Spatial layout data:
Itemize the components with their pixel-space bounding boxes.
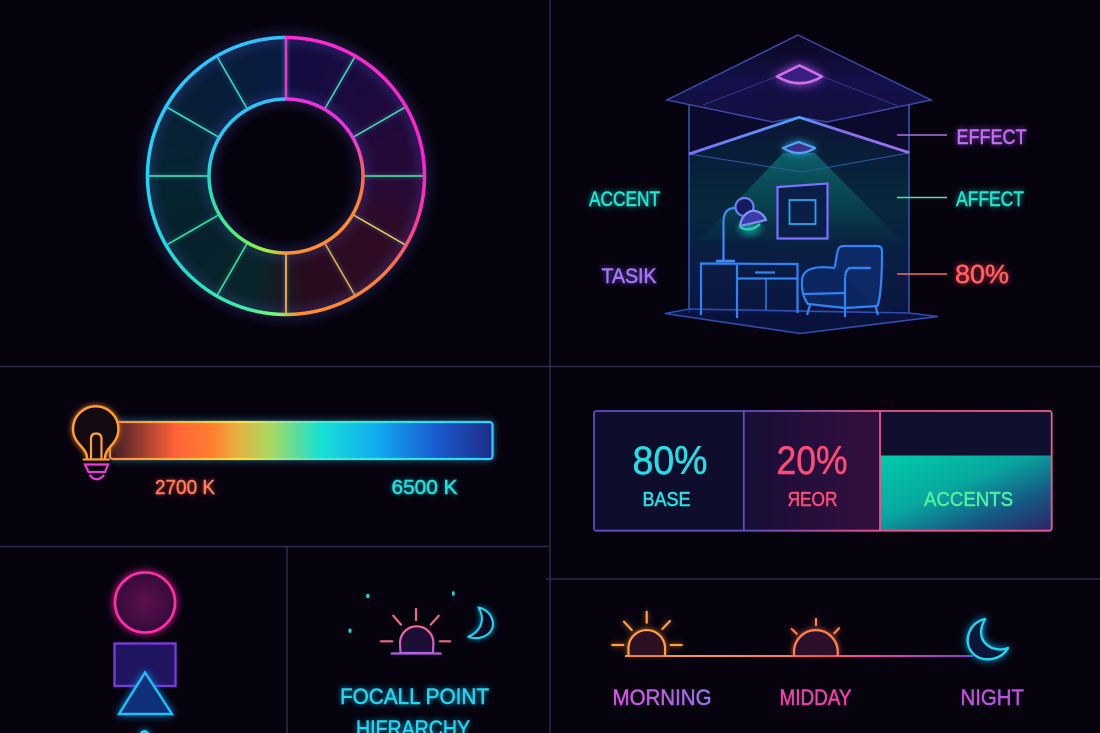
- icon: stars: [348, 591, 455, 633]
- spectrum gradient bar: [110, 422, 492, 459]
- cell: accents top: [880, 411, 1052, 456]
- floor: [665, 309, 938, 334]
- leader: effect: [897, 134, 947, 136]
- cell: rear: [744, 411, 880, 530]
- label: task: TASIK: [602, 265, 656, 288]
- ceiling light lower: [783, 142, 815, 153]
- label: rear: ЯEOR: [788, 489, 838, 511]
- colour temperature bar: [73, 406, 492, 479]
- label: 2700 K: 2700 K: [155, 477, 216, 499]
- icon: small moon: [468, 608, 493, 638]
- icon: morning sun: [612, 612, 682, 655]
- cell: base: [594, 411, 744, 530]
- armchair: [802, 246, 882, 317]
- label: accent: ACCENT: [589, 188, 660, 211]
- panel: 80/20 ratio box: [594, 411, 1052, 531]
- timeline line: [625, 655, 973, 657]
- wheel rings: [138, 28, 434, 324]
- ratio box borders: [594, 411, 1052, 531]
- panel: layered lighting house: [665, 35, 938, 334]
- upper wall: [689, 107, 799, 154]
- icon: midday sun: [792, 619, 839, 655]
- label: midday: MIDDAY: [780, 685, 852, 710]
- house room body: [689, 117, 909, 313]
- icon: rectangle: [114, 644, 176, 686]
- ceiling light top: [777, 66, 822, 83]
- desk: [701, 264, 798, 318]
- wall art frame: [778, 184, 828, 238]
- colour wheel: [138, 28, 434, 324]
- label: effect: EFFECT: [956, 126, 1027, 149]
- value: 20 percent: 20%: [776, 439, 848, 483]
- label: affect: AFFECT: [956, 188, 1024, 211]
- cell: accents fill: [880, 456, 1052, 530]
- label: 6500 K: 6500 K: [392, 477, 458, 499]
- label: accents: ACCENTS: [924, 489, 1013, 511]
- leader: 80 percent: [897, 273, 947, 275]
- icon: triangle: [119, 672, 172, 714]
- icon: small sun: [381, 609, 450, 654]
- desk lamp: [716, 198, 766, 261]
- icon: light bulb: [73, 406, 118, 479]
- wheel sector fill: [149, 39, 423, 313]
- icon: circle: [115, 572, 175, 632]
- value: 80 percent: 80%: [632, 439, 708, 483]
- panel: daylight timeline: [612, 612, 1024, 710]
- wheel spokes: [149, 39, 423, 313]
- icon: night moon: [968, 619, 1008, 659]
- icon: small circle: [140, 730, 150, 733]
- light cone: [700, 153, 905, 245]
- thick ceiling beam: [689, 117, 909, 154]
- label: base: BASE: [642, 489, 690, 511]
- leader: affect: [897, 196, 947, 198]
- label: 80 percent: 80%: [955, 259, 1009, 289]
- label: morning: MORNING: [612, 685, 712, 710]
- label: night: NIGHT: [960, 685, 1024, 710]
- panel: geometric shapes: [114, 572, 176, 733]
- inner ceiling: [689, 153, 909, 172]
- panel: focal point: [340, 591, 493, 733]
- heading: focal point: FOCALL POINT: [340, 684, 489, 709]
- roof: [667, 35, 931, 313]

* * *

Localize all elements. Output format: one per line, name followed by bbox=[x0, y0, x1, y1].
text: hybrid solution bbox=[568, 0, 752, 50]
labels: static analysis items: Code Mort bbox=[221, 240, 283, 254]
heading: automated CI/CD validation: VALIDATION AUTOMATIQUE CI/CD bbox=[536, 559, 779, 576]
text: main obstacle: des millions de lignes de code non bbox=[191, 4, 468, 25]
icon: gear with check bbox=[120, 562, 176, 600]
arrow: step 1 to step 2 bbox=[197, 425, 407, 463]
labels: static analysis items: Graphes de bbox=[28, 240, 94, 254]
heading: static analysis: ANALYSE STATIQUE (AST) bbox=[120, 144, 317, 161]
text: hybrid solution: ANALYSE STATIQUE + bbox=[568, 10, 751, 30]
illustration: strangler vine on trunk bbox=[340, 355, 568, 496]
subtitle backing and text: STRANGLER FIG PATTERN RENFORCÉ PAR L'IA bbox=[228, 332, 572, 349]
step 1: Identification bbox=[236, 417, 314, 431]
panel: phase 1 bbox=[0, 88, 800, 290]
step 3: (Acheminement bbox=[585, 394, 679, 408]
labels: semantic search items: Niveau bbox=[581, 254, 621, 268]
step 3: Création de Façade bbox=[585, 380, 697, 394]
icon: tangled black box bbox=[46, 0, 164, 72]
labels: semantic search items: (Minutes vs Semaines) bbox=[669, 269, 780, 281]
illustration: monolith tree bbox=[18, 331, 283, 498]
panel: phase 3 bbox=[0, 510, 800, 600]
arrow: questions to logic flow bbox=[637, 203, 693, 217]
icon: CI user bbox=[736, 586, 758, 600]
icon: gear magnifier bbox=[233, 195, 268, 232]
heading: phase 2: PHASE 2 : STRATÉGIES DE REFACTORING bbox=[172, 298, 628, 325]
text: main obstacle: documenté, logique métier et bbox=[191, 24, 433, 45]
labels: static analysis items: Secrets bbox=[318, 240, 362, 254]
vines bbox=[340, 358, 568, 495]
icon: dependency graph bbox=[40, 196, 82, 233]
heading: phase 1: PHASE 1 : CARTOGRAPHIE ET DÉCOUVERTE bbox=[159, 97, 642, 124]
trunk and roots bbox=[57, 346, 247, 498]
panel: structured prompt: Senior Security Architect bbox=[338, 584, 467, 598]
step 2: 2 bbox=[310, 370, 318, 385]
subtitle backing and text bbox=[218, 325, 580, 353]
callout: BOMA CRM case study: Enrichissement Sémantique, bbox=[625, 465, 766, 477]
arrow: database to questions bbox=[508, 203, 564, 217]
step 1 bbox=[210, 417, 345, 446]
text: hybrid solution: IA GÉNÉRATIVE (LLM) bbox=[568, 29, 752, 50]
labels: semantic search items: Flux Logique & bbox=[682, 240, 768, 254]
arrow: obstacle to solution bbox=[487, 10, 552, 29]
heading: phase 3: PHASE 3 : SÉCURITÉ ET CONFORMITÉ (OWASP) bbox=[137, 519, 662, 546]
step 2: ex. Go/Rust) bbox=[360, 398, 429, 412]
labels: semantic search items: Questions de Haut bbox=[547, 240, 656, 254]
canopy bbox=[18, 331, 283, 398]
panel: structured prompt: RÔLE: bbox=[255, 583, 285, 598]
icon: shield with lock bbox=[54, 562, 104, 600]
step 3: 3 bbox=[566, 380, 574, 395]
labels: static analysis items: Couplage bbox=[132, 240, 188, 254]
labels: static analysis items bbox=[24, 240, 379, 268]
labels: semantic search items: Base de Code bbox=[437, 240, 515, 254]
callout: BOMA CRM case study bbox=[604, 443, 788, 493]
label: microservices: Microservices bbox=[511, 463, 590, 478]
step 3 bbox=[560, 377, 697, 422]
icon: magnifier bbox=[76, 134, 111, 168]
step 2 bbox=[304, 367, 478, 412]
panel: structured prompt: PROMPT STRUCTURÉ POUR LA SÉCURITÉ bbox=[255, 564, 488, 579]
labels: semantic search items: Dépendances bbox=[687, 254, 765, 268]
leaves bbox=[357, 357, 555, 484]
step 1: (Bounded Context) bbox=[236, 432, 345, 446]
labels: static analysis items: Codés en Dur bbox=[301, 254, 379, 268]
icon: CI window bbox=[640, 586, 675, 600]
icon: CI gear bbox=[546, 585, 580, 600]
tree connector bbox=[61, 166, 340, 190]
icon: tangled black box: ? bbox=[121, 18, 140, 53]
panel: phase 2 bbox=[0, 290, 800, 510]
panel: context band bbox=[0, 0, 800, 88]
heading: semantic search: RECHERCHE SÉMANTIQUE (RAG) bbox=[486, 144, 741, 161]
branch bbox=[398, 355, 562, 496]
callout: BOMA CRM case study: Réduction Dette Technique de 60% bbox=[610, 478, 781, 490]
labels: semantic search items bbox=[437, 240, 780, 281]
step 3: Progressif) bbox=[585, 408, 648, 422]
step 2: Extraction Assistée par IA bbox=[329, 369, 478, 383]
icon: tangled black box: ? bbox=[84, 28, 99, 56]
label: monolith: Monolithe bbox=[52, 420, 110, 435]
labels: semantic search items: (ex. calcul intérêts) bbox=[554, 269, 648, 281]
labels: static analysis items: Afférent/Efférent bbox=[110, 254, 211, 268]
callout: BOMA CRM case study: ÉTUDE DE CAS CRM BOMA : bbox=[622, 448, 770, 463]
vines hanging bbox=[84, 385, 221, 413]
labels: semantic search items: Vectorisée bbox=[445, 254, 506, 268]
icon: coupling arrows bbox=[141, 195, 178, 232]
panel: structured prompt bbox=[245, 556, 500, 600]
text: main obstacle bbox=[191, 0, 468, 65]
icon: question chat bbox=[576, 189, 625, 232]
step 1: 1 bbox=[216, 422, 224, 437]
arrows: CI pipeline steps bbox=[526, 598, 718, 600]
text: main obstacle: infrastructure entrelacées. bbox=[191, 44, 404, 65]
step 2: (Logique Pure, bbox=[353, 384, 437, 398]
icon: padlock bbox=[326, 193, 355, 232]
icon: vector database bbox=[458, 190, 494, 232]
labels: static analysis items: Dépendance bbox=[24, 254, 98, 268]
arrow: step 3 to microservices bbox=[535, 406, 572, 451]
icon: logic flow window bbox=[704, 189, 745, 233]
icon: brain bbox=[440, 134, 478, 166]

---

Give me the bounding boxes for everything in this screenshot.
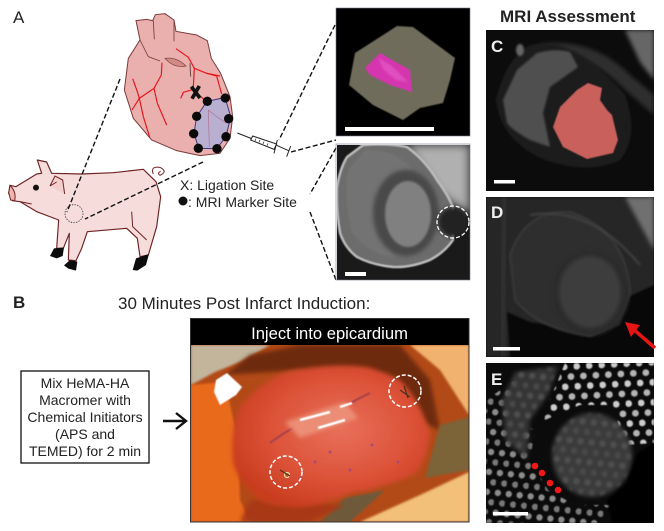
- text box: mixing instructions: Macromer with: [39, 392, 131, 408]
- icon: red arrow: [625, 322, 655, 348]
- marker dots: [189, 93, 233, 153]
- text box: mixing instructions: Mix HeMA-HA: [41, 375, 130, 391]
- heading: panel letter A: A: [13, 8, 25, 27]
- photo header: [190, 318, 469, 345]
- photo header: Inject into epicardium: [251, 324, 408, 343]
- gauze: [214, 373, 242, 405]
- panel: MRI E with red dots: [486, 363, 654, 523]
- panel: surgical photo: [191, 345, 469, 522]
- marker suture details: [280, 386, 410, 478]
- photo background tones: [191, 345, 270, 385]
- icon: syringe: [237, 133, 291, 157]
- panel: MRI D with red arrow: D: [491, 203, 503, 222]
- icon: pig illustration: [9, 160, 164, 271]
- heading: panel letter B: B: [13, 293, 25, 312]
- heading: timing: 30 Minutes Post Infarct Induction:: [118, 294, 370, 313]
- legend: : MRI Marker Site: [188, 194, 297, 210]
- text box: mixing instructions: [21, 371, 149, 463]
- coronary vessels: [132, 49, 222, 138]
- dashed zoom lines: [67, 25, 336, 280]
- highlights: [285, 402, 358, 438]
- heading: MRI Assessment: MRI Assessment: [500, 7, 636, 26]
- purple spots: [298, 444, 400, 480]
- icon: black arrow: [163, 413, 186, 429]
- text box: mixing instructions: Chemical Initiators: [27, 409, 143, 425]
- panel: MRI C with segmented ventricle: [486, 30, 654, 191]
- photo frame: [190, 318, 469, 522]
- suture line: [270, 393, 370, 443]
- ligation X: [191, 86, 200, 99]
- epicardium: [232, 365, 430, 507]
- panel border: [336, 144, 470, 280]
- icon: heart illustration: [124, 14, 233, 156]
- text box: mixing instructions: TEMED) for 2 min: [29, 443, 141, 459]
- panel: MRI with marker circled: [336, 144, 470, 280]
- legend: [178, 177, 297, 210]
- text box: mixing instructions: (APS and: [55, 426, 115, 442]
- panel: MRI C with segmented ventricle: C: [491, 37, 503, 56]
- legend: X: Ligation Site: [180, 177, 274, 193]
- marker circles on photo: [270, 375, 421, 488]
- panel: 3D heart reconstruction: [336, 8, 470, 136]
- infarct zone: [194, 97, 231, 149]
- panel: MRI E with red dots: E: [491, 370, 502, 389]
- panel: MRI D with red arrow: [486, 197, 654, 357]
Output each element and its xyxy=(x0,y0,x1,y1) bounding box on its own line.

### WHAT IS NEEDED:
Arrange the data lines from the line with "Localize all elements." to the line with "illustration: strangler vine", both included, as a Markdown table with the columns Row and Line. Number the rows and leave out blank lines.

### SOLUTION:
| Row | Line |
|---|---|
| 1 | Localize all elements. Output format: one per line, name followed by bbox=[x0, y0, x1, y1]. |
| 2 | text: hybrid solution bbox=[568, 0, 752, 50] |
| 3 | labels: static analysis items: Code Mort bbox=[221, 240, 283, 254] |
| 4 | heading: automated CI/CD validation: VALIDATION AUTOMATIQUE CI/CD bbox=[536, 559, 779, 576] |
| 5 | text: main obstacle: des millions de lignes de code non bbox=[191, 4, 468, 25] |
| 6 | icon: gear with check bbox=[120, 562, 176, 600] |
| 7 | arrow: step 1 to step 2 bbox=[197, 425, 407, 463] |
| 8 | labels: static analysis items: Graphes de bbox=[28, 240, 94, 254] |
| 9 | heading: static analysis: ANALYSE STATIQUE (AST) bbox=[120, 144, 317, 161] |
| 10 | text: hybrid solution: ANALYSE STATIQUE + bbox=[568, 10, 751, 30] |
| 11 | illustration: strangler vine on trunk bbox=[340, 355, 568, 496] |